══ Record excerpts

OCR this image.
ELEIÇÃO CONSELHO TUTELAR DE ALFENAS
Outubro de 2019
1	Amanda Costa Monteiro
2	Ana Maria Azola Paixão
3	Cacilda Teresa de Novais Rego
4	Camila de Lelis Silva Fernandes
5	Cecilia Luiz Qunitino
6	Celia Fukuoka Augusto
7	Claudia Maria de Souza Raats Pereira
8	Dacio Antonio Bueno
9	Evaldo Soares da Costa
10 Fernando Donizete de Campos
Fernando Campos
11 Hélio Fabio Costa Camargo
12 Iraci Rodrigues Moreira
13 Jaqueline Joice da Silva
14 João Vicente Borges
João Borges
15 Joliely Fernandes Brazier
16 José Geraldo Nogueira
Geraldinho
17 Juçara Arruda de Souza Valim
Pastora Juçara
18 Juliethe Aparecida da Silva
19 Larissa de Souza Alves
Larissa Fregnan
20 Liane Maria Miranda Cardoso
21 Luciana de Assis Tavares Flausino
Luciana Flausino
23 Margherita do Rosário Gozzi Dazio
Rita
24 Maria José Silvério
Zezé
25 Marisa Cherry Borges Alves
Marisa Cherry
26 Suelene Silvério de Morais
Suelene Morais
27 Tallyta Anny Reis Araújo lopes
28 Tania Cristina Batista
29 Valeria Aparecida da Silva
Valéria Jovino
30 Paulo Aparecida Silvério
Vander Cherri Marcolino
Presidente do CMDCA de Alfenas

════

Output the data above exactly, please, line for line.

OCR this image.
ELEIÇÃO CONSELHO TUTELAR DE ALFENAS
Outubro de 2019
1	Amanda Costa Monteiro
2	Ana Maria Azola Paixão
3	Cacilda Teresa de Novais Rego
4	Camila de Lelis Silva Fernandes
5	Cecilia Luiz Qunitino
6	Celia Fukuoka Augusto
7	Claudia Maria de Souza Raats Pereira
8	Dacio Antonio Bueno
9	Evaldo Soares da Costa
10 Fernando Donizete de Campos
Fernando Campos
11 Hélio Fabio Costa Camargo
12 Iraci Rodrigues Moreira
13 Jaqueline Joice da Silva
14 João Vicente Borges
João Borges
15 Joliely Fernandes Brazier
16 José Geraldo Nogueira
Geraldinho
17 Juçara Arruda de Souza Valim
Pastora Juçara
18 Juliethe Aparecida da Silva
19 Larissa de Souza Alves
Larissa Fregnan
20 Liane Maria Miranda Cardoso
21 Luciana de Assis Tavares Flausino
Luciana Flausino
23 Margherita do Rosário Gozzi Dazio
Rita
24 Maria José Silvério
Zezé
25 Marisa Cherry Borges Alves
Marisa Cherry
26 Suelene Silvério de Morais
Suelene Morais
27 Tallyta Anny Reis Araújo lopes
28 Tania Cristina Batista
29 Valeria Aparecida da Silva
Valéria Jovino
30 Paulo Aparecida Silvério
Vander Cherri Marcolino
Presidente do CMDCA de Alfenas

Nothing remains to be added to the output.